-- start SUPPLIED MATERIAL --
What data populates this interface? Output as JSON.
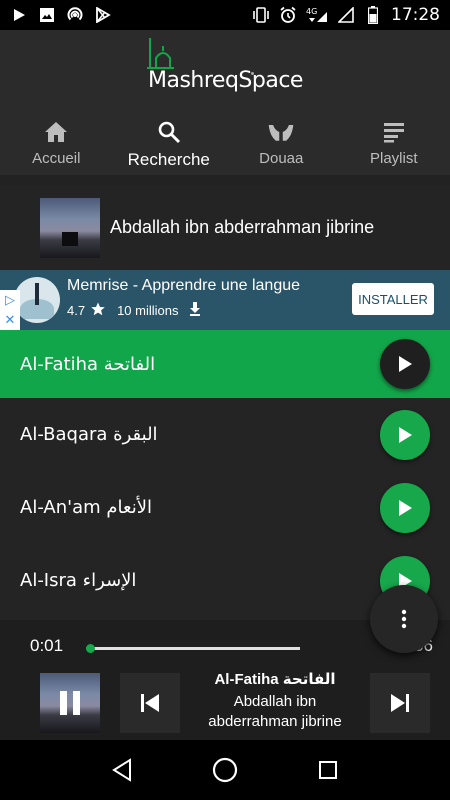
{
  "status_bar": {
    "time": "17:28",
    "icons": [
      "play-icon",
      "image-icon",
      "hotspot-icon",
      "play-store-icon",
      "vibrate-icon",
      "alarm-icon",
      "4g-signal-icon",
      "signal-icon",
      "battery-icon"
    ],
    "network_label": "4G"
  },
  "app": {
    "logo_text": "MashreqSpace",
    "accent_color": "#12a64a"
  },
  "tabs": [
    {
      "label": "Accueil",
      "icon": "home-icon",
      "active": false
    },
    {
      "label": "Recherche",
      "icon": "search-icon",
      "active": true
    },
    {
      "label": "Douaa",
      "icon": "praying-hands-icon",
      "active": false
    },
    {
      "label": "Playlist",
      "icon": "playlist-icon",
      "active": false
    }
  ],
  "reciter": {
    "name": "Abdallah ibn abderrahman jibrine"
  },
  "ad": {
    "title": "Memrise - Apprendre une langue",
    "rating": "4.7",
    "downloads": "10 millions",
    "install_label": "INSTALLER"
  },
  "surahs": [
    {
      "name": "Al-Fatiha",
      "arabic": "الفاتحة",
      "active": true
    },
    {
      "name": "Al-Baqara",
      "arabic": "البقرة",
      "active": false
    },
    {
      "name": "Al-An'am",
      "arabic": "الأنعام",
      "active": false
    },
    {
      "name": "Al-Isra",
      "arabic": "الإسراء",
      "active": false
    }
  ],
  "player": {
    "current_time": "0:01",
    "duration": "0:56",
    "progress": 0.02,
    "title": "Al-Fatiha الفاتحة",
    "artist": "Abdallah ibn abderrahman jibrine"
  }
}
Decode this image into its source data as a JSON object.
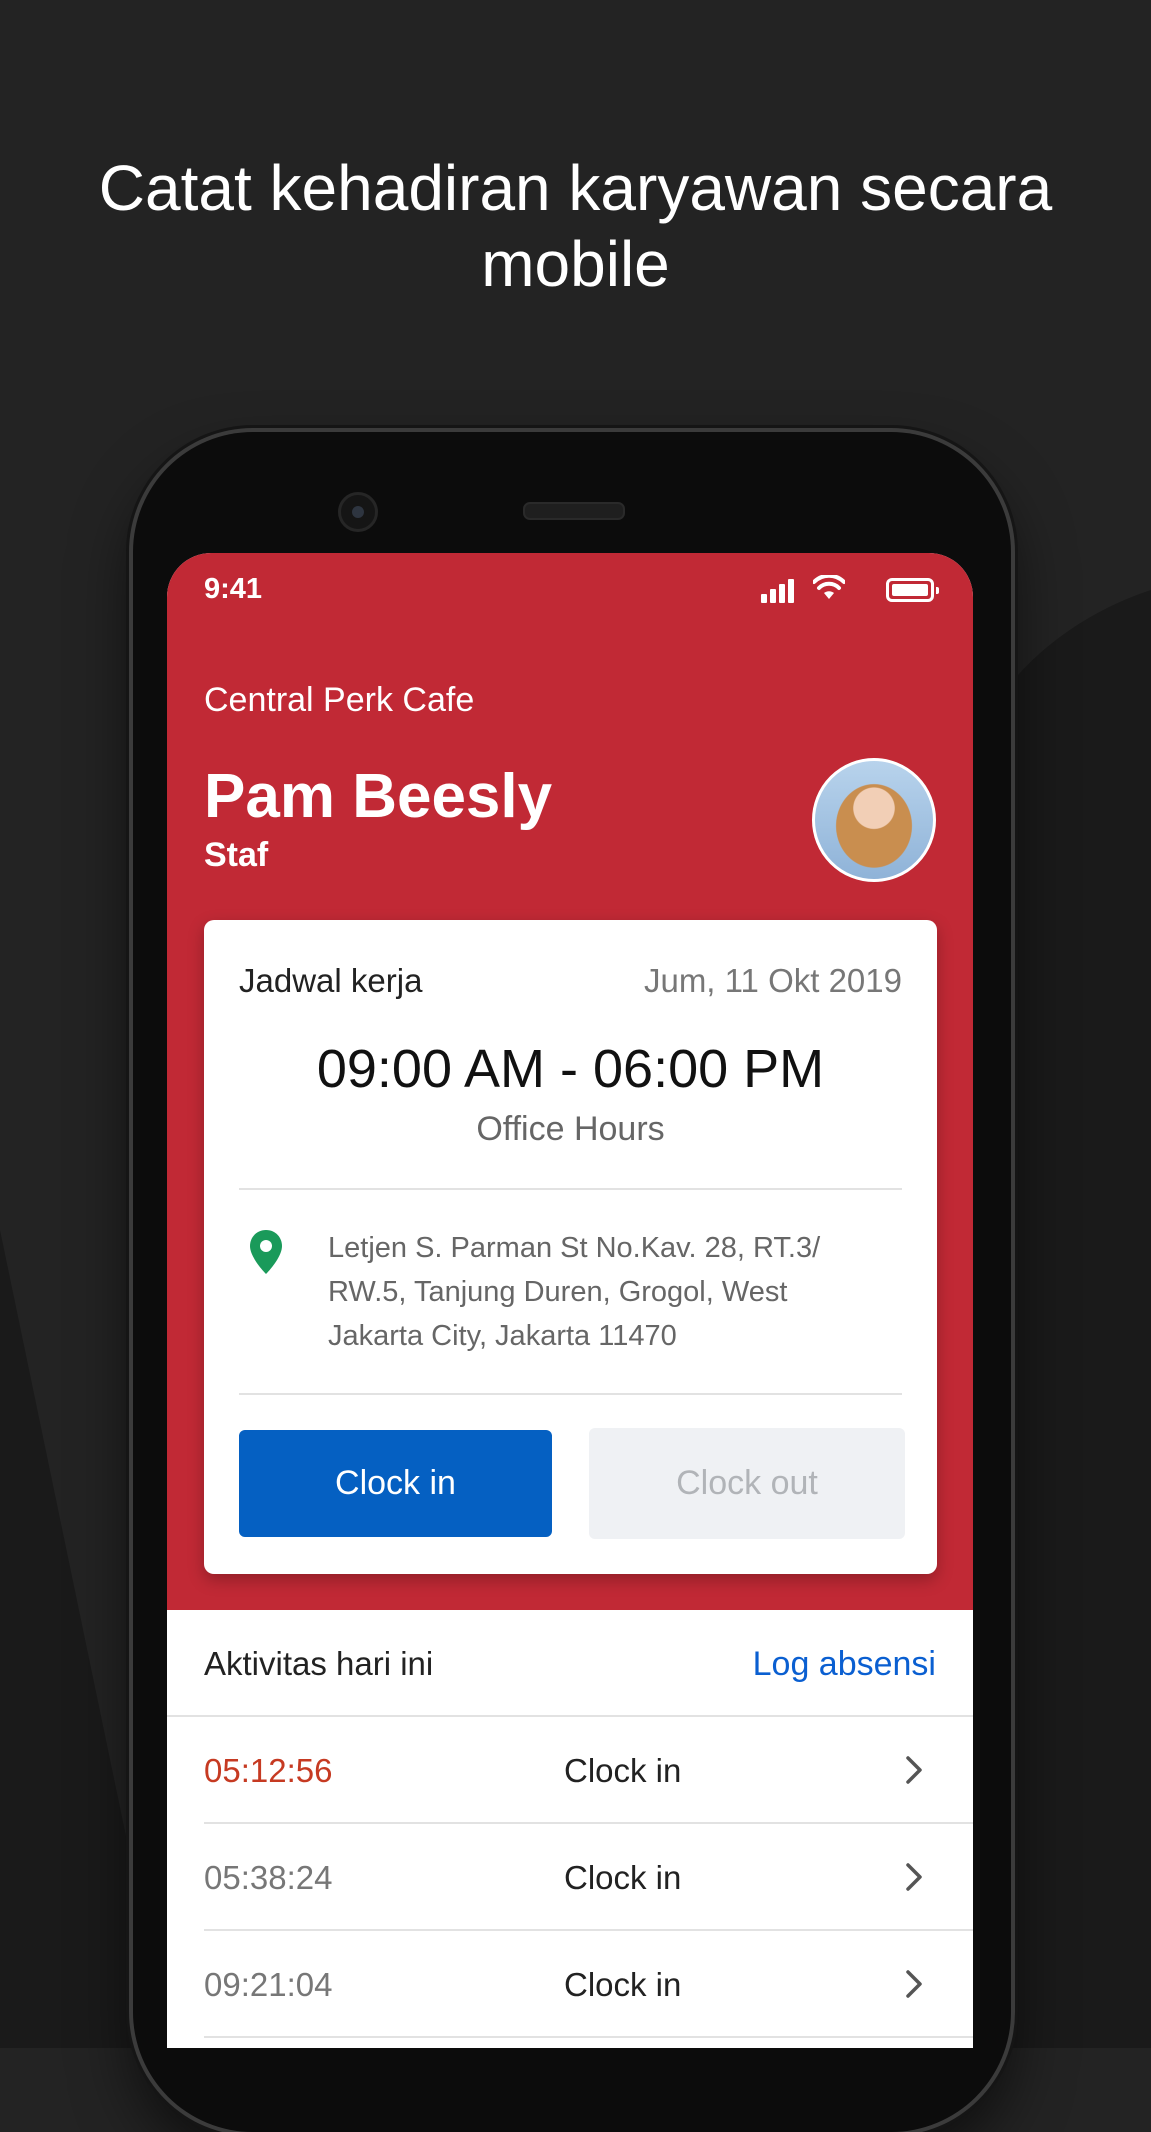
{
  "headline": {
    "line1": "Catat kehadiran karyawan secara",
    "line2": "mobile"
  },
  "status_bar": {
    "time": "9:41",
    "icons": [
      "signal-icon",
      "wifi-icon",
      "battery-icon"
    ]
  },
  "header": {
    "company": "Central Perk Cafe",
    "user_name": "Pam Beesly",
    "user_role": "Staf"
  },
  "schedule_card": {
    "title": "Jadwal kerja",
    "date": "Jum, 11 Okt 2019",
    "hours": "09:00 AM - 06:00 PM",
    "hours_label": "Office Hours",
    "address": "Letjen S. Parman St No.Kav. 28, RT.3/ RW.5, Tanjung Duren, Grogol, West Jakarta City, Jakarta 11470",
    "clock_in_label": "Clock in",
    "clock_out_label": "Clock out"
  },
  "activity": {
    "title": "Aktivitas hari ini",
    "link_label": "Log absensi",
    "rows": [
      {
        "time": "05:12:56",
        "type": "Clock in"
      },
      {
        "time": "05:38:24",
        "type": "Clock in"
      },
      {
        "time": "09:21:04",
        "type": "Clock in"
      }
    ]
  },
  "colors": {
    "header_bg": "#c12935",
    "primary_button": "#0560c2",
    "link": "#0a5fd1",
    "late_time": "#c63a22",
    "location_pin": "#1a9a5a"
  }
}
-- end SUPPLIED MATERIAL --
**YOUR OBJECTIVE:**
Gather and return every line that holds the string "Fatiha".

**SOLUTION TO THIS EXERCISE:**
      "name": "Al-Fatiha",
    "title": "Al-Fatiha الفاتحة",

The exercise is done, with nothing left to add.